What is needed:
The exercise asks you to copy every line below in which "Towels" appears.

Data provided:
>> begin

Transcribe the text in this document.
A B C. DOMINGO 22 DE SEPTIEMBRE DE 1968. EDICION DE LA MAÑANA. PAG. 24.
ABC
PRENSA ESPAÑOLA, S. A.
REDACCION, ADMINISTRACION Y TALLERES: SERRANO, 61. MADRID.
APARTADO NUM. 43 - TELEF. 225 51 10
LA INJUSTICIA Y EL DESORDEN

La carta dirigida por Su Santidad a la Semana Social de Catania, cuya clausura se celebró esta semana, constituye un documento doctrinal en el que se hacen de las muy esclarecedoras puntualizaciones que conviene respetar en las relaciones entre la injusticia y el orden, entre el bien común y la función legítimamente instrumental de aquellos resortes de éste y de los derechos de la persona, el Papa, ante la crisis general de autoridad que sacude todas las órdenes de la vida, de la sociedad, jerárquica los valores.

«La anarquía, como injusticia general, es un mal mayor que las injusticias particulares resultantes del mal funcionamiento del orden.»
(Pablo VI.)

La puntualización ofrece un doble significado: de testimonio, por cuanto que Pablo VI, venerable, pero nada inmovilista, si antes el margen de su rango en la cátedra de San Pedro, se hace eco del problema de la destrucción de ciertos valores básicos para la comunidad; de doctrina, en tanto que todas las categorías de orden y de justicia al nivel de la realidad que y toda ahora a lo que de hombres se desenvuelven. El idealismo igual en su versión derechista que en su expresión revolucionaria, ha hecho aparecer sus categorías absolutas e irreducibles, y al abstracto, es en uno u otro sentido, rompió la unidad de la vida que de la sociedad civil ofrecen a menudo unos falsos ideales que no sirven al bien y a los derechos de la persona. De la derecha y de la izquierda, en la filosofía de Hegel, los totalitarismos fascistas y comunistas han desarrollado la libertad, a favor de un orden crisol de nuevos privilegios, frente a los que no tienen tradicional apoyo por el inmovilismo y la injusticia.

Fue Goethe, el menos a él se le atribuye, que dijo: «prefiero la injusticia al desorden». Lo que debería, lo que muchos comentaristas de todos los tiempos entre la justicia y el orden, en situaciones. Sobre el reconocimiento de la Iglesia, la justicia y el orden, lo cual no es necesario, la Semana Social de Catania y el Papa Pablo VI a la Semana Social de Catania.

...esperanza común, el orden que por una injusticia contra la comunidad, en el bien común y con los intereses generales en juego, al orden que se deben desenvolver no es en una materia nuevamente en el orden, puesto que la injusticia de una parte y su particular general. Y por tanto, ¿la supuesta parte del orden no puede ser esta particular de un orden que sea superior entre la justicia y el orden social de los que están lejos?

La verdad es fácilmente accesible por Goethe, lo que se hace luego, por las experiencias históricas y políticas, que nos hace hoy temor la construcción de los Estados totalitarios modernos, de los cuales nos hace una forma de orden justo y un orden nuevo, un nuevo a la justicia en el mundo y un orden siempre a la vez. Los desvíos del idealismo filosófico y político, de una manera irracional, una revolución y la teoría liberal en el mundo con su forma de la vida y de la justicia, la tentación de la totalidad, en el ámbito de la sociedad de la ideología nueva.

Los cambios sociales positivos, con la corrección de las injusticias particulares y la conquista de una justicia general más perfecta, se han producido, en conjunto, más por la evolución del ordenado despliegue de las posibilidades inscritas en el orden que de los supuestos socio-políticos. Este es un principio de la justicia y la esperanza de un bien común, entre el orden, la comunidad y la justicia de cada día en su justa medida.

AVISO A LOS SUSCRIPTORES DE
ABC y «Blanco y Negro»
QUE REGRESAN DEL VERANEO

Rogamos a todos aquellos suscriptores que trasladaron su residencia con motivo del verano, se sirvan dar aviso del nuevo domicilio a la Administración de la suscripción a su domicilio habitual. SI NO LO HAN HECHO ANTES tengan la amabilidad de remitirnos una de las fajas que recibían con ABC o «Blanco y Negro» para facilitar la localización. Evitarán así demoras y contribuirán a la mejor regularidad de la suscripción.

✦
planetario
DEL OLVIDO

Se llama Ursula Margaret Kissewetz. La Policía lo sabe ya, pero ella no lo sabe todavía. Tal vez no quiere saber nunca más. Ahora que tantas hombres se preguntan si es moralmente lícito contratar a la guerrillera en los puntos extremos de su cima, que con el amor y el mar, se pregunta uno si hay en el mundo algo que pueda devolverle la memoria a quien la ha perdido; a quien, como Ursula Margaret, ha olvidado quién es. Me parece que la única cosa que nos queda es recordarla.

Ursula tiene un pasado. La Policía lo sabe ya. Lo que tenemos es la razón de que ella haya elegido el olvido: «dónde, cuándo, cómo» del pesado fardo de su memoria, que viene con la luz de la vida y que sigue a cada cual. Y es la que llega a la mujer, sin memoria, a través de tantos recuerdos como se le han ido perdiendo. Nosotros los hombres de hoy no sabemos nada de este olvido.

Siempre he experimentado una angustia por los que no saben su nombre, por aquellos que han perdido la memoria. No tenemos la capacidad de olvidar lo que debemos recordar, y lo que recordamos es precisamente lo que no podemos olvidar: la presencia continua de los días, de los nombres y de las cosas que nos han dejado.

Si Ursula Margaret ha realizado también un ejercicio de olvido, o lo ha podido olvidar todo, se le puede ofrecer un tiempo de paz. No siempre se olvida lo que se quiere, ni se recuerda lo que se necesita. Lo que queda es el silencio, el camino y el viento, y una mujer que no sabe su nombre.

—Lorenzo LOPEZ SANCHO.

>> end
>> begin

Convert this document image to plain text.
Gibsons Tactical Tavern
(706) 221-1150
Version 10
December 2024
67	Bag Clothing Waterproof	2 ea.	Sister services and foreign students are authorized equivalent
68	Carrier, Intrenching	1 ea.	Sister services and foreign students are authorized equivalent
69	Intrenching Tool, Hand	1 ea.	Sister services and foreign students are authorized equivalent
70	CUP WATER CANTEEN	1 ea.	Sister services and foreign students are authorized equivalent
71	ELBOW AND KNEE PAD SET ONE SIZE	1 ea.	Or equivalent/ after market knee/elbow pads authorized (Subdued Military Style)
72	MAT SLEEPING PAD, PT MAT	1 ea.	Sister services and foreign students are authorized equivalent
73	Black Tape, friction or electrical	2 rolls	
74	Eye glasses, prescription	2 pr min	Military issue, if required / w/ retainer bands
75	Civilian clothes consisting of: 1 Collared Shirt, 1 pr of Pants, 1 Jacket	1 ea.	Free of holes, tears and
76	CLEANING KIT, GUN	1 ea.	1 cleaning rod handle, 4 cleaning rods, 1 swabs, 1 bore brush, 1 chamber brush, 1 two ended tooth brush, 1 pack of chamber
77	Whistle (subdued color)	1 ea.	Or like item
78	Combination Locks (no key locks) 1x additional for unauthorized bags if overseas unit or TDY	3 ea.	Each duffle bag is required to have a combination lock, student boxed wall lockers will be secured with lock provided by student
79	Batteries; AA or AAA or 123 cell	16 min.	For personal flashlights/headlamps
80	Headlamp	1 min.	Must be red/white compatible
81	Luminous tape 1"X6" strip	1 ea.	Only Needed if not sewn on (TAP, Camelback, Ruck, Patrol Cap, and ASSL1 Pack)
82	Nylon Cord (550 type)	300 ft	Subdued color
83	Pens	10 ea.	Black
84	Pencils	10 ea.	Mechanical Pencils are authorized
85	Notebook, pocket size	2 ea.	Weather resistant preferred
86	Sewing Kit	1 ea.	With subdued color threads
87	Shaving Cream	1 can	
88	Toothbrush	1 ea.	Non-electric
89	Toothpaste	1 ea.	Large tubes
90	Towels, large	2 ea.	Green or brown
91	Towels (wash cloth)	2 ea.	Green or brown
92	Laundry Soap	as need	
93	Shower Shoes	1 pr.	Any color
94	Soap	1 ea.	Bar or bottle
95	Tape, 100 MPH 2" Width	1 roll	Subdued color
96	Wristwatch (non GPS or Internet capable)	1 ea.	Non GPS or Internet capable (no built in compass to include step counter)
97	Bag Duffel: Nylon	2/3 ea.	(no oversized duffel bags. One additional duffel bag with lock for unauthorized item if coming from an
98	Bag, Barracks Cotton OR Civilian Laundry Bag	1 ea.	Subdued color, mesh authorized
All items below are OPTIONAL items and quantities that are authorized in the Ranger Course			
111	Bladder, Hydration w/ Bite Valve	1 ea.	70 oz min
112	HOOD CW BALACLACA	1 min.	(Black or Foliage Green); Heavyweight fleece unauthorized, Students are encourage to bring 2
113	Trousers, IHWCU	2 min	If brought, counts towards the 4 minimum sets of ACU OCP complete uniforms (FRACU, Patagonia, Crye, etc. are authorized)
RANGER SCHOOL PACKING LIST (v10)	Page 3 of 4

>> end

Exercise response:
90	Towels, large	2 ea.	Green or brown
91	Towels (wash cloth)	2 ea.	Green or brown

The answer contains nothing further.